## start SUPPLIED RECORDS

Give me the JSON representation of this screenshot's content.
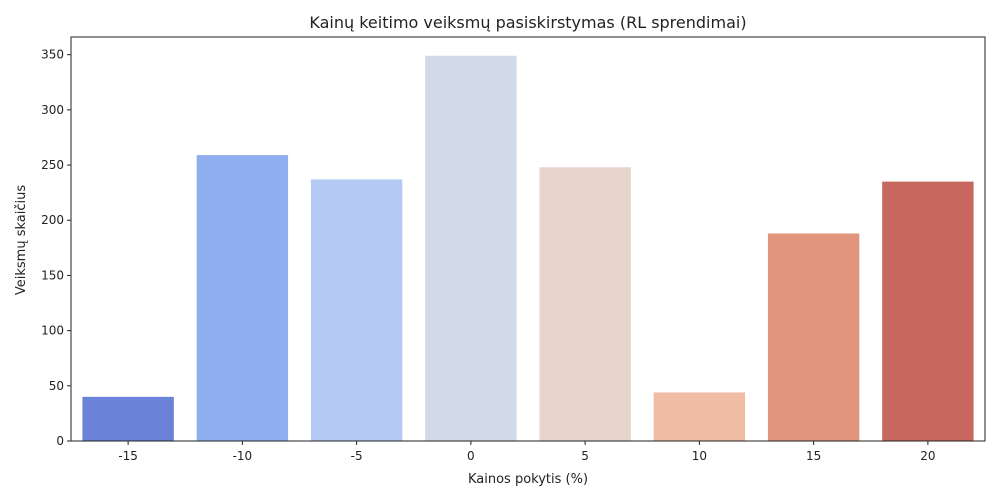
{
  "chart_data": {
    "type": "bar",
    "title": "Kainų keitimo veiksmų pasiskirstymas (RL sprendimai)",
    "xlabel": "Kainos pokytis (%)",
    "ylabel": "Veiksmų skaičius",
    "categories": [
      "-15",
      "-10",
      "-5",
      "0",
      "5",
      "10",
      "15",
      "20"
    ],
    "values": [
      40,
      259,
      237,
      349,
      248,
      44,
      188,
      235
    ],
    "colors": [
      "#6b82d9",
      "#8faef0",
      "#b5c9f5",
      "#d1dae9",
      "#e7d5cd",
      "#f0bca4",
      "#e0957c",
      "#c8675d"
    ],
    "ylim": [
      0,
      366
    ],
    "yticks": [
      0,
      50,
      100,
      150,
      200,
      250,
      300,
      350
    ],
    "grid": false,
    "legend": "none"
  }
}
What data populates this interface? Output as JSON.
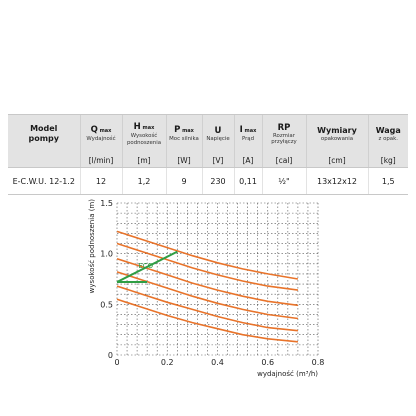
{
  "table": {
    "headers": [
      {
        "main": "Model\npompy",
        "sub": ""
      },
      {
        "main": "Q",
        "sup": "max",
        "sub": "Wydajność"
      },
      {
        "main": "H",
        "sup": "max",
        "sub": "Wysokość podnoszenia"
      },
      {
        "main": "P",
        "sup": "max",
        "sub": "Moc silnika"
      },
      {
        "main": "U",
        "sup": "",
        "sub": "Napięcie"
      },
      {
        "main": "I",
        "sup": "max",
        "sub": "Prąd"
      },
      {
        "main": "RP",
        "sup": "",
        "sub": "Rozmiar przyłączy"
      },
      {
        "main": "Wymiary",
        "sup": "",
        "sub": "opakowania"
      },
      {
        "main": "Waga",
        "sup": "",
        "sub": "z opak."
      }
    ],
    "units": [
      "",
      "[l/min]",
      "[m]",
      "[W]",
      "[V]",
      "[A]",
      "[cal]",
      "[cm]",
      "[kg]"
    ],
    "row": [
      "E-C.W.U. 12-1.2",
      "12",
      "1,2",
      "9",
      "230",
      "0,11",
      "½\"",
      "13x12x12",
      "1,5"
    ]
  },
  "chart_data": {
    "type": "line",
    "xlabel": "wydajność (m³/h)",
    "ylabel": "wysokość podnoszenia (m)",
    "xlim": [
      0,
      0.8
    ],
    "ylim": [
      0,
      1.5
    ],
    "xticks": [
      "0",
      "0.2",
      "0.4",
      "0.6",
      "0.8"
    ],
    "yticks": [
      "0",
      "0.5",
      "1.0",
      "1.5"
    ],
    "grid": true,
    "curve_color": "#e8732a",
    "eco_color": "#2e9e44",
    "curves": [
      {
        "x": [
          0,
          0.1,
          0.2,
          0.3,
          0.4,
          0.5,
          0.6,
          0.72
        ],
        "y": [
          1.22,
          1.14,
          1.06,
          0.98,
          0.91,
          0.85,
          0.8,
          0.75
        ]
      },
      {
        "x": [
          0,
          0.1,
          0.2,
          0.3,
          0.4,
          0.5,
          0.6,
          0.72
        ],
        "y": [
          1.1,
          1.02,
          0.94,
          0.86,
          0.79,
          0.73,
          0.68,
          0.64
        ]
      },
      {
        "x": [
          0,
          0.1,
          0.2,
          0.3,
          0.4,
          0.5,
          0.6,
          0.72
        ],
        "y": [
          0.95,
          0.87,
          0.79,
          0.71,
          0.64,
          0.58,
          0.53,
          0.49
        ]
      },
      {
        "x": [
          0,
          0.1,
          0.2,
          0.3,
          0.4,
          0.5,
          0.6,
          0.72
        ],
        "y": [
          0.82,
          0.74,
          0.66,
          0.58,
          0.51,
          0.45,
          0.4,
          0.36
        ]
      },
      {
        "x": [
          0,
          0.1,
          0.2,
          0.3,
          0.4,
          0.5,
          0.6,
          0.72
        ],
        "y": [
          0.68,
          0.6,
          0.52,
          0.45,
          0.38,
          0.32,
          0.27,
          0.24
        ]
      },
      {
        "x": [
          0,
          0.1,
          0.2,
          0.3,
          0.4,
          0.5,
          0.6,
          0.72
        ],
        "y": [
          0.55,
          0.47,
          0.39,
          0.32,
          0.26,
          0.2,
          0.16,
          0.13
        ]
      }
    ],
    "eco_line": {
      "x": [
        0,
        0.24
      ],
      "y": [
        0.72,
        1.02
      ]
    },
    "eco_horizontal": {
      "x": [
        0,
        0.12
      ],
      "y": [
        0.72,
        0.72
      ]
    },
    "eco_label": "ECO"
  }
}
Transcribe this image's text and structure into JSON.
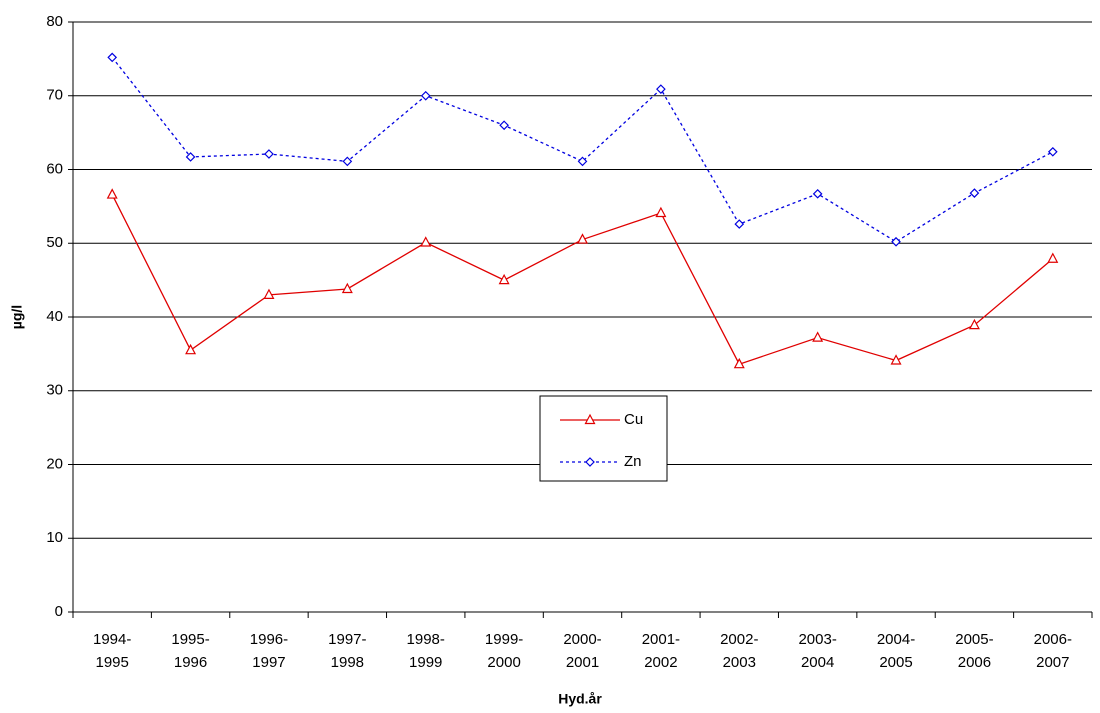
{
  "chart_data": {
    "type": "line",
    "x_label": "Hyd.år",
    "y_label": "µg/l",
    "categories": [
      "1994-1995",
      "1995-1996",
      "1996-1997",
      "1997-1998",
      "1998-1999",
      "1999-2000",
      "2000-2001",
      "2001-2002",
      "2002-2003",
      "2003-2004",
      "2004-2005",
      "2005-2006",
      "2006-2007"
    ],
    "series": [
      {
        "name": "Cu",
        "color": "#e00000",
        "dash": false,
        "marker": "triangle",
        "values": [
          56.6,
          35.5,
          43.0,
          43.8,
          50.1,
          45.0,
          50.5,
          54.1,
          33.6,
          37.2,
          34.1,
          38.9,
          47.9
        ]
      },
      {
        "name": "Zn",
        "color": "#0000e0",
        "dash": true,
        "marker": "diamond",
        "values": [
          75.2,
          61.7,
          62.1,
          61.1,
          70.0,
          66.0,
          61.1,
          70.9,
          52.6,
          56.7,
          50.2,
          56.8,
          62.4
        ]
      }
    ],
    "ylim": [
      0,
      80
    ],
    "yticks": [
      0,
      10,
      20,
      30,
      40,
      50,
      60,
      70,
      80
    ],
    "grid": true,
    "legend": "center"
  }
}
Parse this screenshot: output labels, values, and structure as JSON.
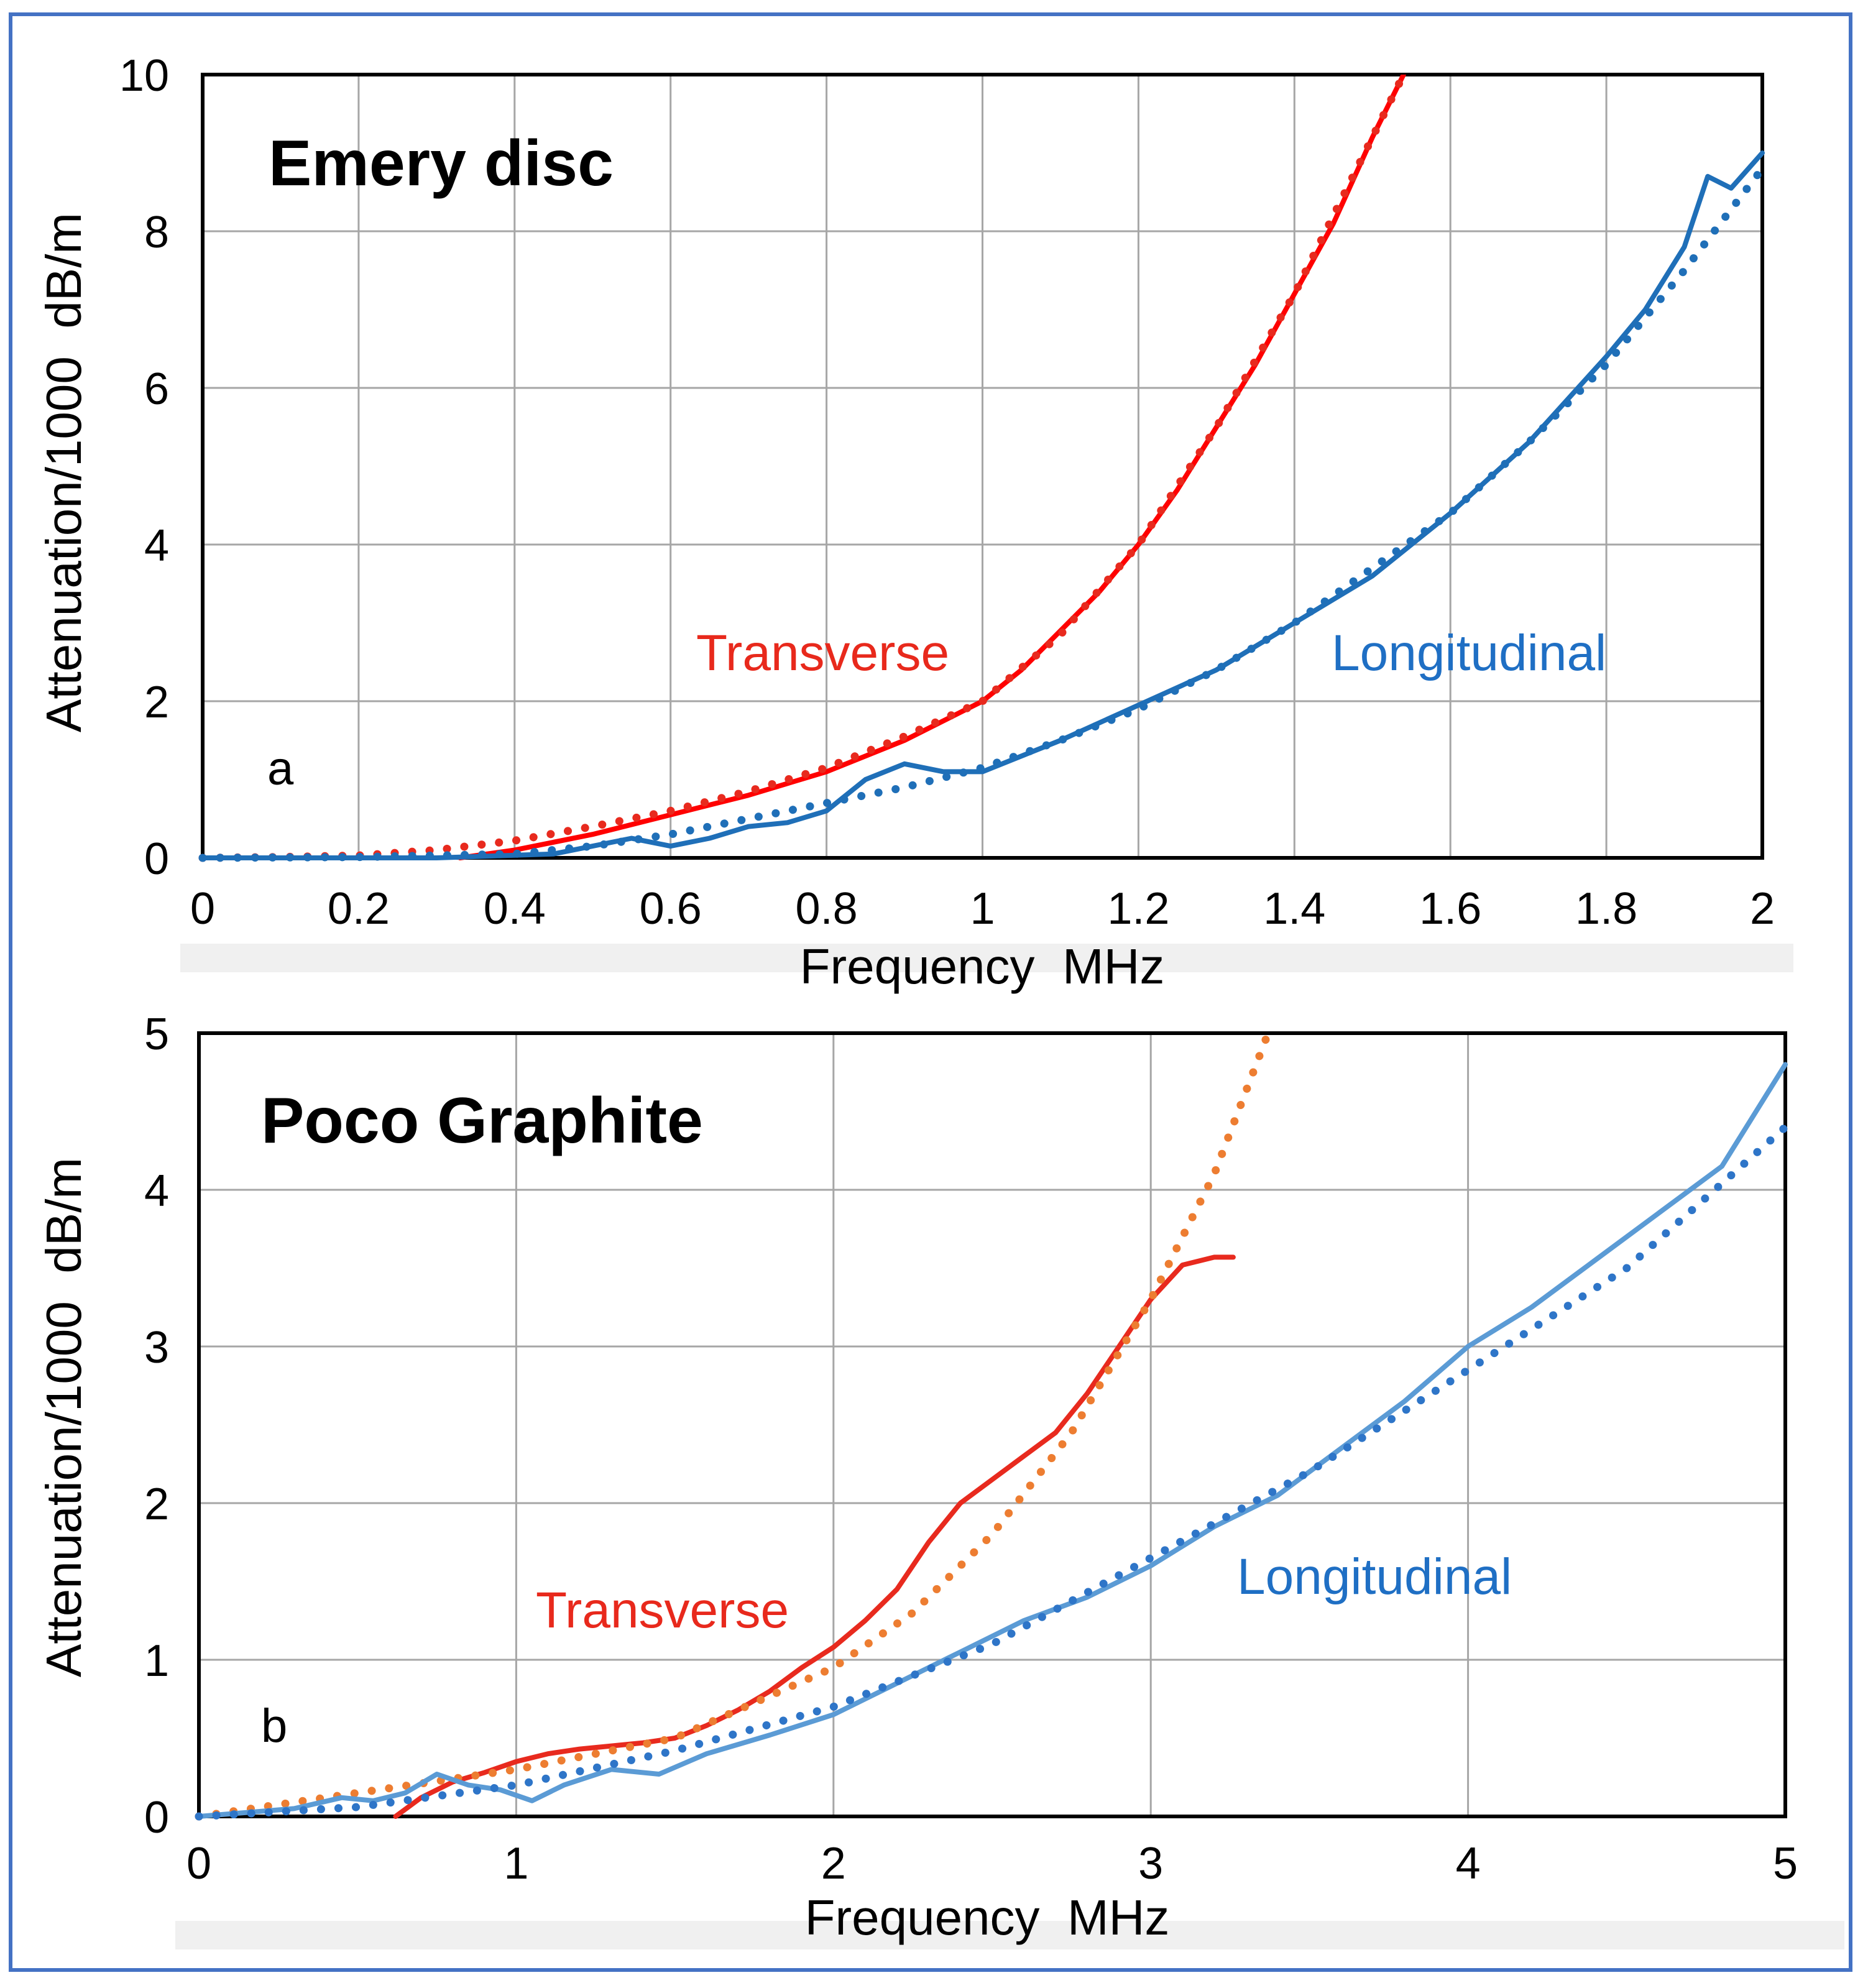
{
  "colors": {
    "transverse_fit_a": "#e82a1e",
    "transverse_meas_a": "#ff0000",
    "transverse_fit_b": "#ed7d31",
    "transverse_meas_b": "#e82a1e",
    "longitudinal_a": "#1f6fb8",
    "longitudinal_b_meas": "#5b9bd5",
    "longitudinal_b_fit": "#2e75c8",
    "frame": "#4472C4"
  },
  "chart_data": [
    {
      "type": "line",
      "panel_label": "a",
      "title": "Emery disc",
      "xlabel": "Frequency  MHz",
      "ylabel": "Attenuation/1000  dB/m",
      "xlim": [
        0,
        2
      ],
      "ylim": [
        0,
        10
      ],
      "xticks": [
        "0",
        "0.2",
        "0.4",
        "0.6",
        "0.8",
        "1",
        "1.2",
        "1.4",
        "1.6",
        "1.8",
        "2"
      ],
      "yticks": [
        "0",
        "2",
        "4",
        "6",
        "8",
        "10"
      ],
      "grid": true,
      "annotations": {
        "transverse": "Transverse",
        "longitudinal": "Longitudinal"
      },
      "series": [
        {
          "name": "Transverse (measured)",
          "style": "solid",
          "color_key": "transverse_meas_a",
          "x": [
            0.33,
            0.4,
            0.5,
            0.6,
            0.7,
            0.8,
            0.9,
            1.0,
            1.05,
            1.1,
            1.15,
            1.2,
            1.25,
            1.3,
            1.35,
            1.4,
            1.45,
            1.5,
            1.54
          ],
          "y": [
            0.0,
            0.1,
            0.3,
            0.55,
            0.8,
            1.1,
            1.5,
            2.0,
            2.4,
            2.9,
            3.4,
            4.0,
            4.7,
            5.5,
            6.3,
            7.2,
            8.1,
            9.2,
            10.0
          ]
        },
        {
          "name": "Transverse (fit)",
          "style": "dotted",
          "color_key": "transverse_fit_a",
          "x": [
            0.0,
            0.1,
            0.2,
            0.3,
            0.4,
            0.5,
            0.6,
            0.7,
            0.8,
            0.9,
            1.0,
            1.1,
            1.2,
            1.3,
            1.4,
            1.5,
            1.54
          ],
          "y": [
            0.0,
            0.01,
            0.03,
            0.1,
            0.22,
            0.4,
            0.6,
            0.85,
            1.15,
            1.55,
            2.0,
            2.85,
            4.0,
            5.5,
            7.2,
            9.2,
            10.0
          ]
        },
        {
          "name": "Longitudinal (measured)",
          "style": "solid",
          "color_key": "longitudinal_a",
          "x": [
            0.0,
            0.3,
            0.45,
            0.55,
            0.6,
            0.65,
            0.7,
            0.75,
            0.8,
            0.85,
            0.9,
            0.95,
            1.0,
            1.1,
            1.2,
            1.3,
            1.4,
            1.5,
            1.6,
            1.7,
            1.8,
            1.85,
            1.9,
            1.93,
            1.96,
            2.0
          ],
          "y": [
            0.0,
            0.0,
            0.05,
            0.25,
            0.15,
            0.25,
            0.4,
            0.45,
            0.6,
            1.0,
            1.2,
            1.1,
            1.1,
            1.5,
            1.95,
            2.4,
            3.0,
            3.6,
            4.4,
            5.3,
            6.4,
            7.0,
            7.8,
            8.7,
            8.55,
            9.0
          ]
        },
        {
          "name": "Longitudinal (fit)",
          "style": "dotted",
          "color_key": "longitudinal_a",
          "x": [
            0.0,
            0.2,
            0.4,
            0.5,
            0.6,
            0.7,
            0.8,
            0.9,
            1.0,
            1.1,
            1.2,
            1.3,
            1.4,
            1.5,
            1.6,
            1.7,
            1.8,
            1.9,
            2.0
          ],
          "y": [
            0.0,
            0.01,
            0.05,
            0.15,
            0.3,
            0.5,
            0.7,
            0.9,
            1.15,
            1.5,
            1.9,
            2.4,
            3.0,
            3.7,
            4.4,
            5.3,
            6.3,
            7.5,
            8.8
          ]
        }
      ]
    },
    {
      "type": "line",
      "panel_label": "b",
      "title": "Poco Graphite",
      "xlabel": "Frequency  MHz",
      "ylabel": "Attenuation/1000  dB/m",
      "xlim": [
        0,
        5
      ],
      "ylim": [
        0,
        5
      ],
      "xticks": [
        "0",
        "1",
        "2",
        "3",
        "4",
        "5"
      ],
      "yticks": [
        "0",
        "1",
        "2",
        "3",
        "4",
        "5"
      ],
      "grid": true,
      "annotations": {
        "transverse": "Transverse",
        "longitudinal": "Longitudinal"
      },
      "series": [
        {
          "name": "Transverse (measured)",
          "style": "solid",
          "color_key": "transverse_meas_b",
          "x": [
            0.62,
            0.7,
            0.8,
            0.9,
            1.0,
            1.1,
            1.2,
            1.3,
            1.4,
            1.5,
            1.6,
            1.7,
            1.8,
            1.9,
            2.0,
            2.1,
            2.2,
            2.3,
            2.4,
            2.5,
            2.6,
            2.7,
            2.8,
            2.9,
            3.0,
            3.1,
            3.2,
            3.26
          ],
          "y": [
            0.0,
            0.12,
            0.22,
            0.28,
            0.35,
            0.4,
            0.43,
            0.45,
            0.47,
            0.5,
            0.58,
            0.68,
            0.8,
            0.95,
            1.08,
            1.25,
            1.45,
            1.75,
            2.0,
            2.15,
            2.3,
            2.45,
            2.7,
            3.0,
            3.3,
            3.52,
            3.57,
            3.57
          ]
        },
        {
          "name": "Transverse (fit)",
          "style": "dotted",
          "color_key": "transverse_fit_b",
          "x": [
            0.0,
            0.5,
            1.0,
            1.5,
            2.0,
            2.25,
            2.5,
            2.75,
            3.0,
            3.2,
            3.37
          ],
          "y": [
            0.0,
            0.15,
            0.3,
            0.5,
            0.95,
            1.3,
            1.8,
            2.45,
            3.3,
            4.1,
            5.0
          ]
        },
        {
          "name": "Longitudinal (measured)",
          "style": "solid",
          "color_key": "longitudinal_b_meas",
          "x": [
            0.0,
            0.3,
            0.45,
            0.55,
            0.65,
            0.75,
            0.85,
            0.95,
            1.05,
            1.15,
            1.3,
            1.45,
            1.6,
            1.8,
            2.0,
            2.2,
            2.4,
            2.6,
            2.8,
            3.0,
            3.2,
            3.4,
            3.6,
            3.8,
            4.0,
            4.2,
            4.4,
            4.6,
            4.8,
            5.0
          ],
          "y": [
            0.0,
            0.05,
            0.12,
            0.1,
            0.15,
            0.27,
            0.2,
            0.17,
            0.1,
            0.2,
            0.3,
            0.27,
            0.4,
            0.52,
            0.65,
            0.85,
            1.05,
            1.25,
            1.4,
            1.6,
            1.85,
            2.05,
            2.35,
            2.65,
            3.0,
            3.25,
            3.55,
            3.85,
            4.15,
            4.8
          ]
        },
        {
          "name": "Longitudinal (fit)",
          "style": "dotted",
          "color_key": "longitudinal_b_fit",
          "x": [
            0.0,
            0.5,
            1.0,
            1.5,
            2.0,
            2.5,
            3.0,
            3.5,
            4.0,
            4.5,
            5.0
          ],
          "y": [
            0.0,
            0.06,
            0.2,
            0.42,
            0.7,
            1.1,
            1.65,
            2.2,
            2.85,
            3.5,
            4.4
          ]
        }
      ]
    }
  ]
}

## end SUPPLIED RECORDS

[PROBLEM TO SOLVE]: Using the material above, gather every line that includes "values".

[ANSWER BELOW]:
    "values": [
        "values": [
        "values": [
Parse this screenshot: output labels, values, and structure as JSON.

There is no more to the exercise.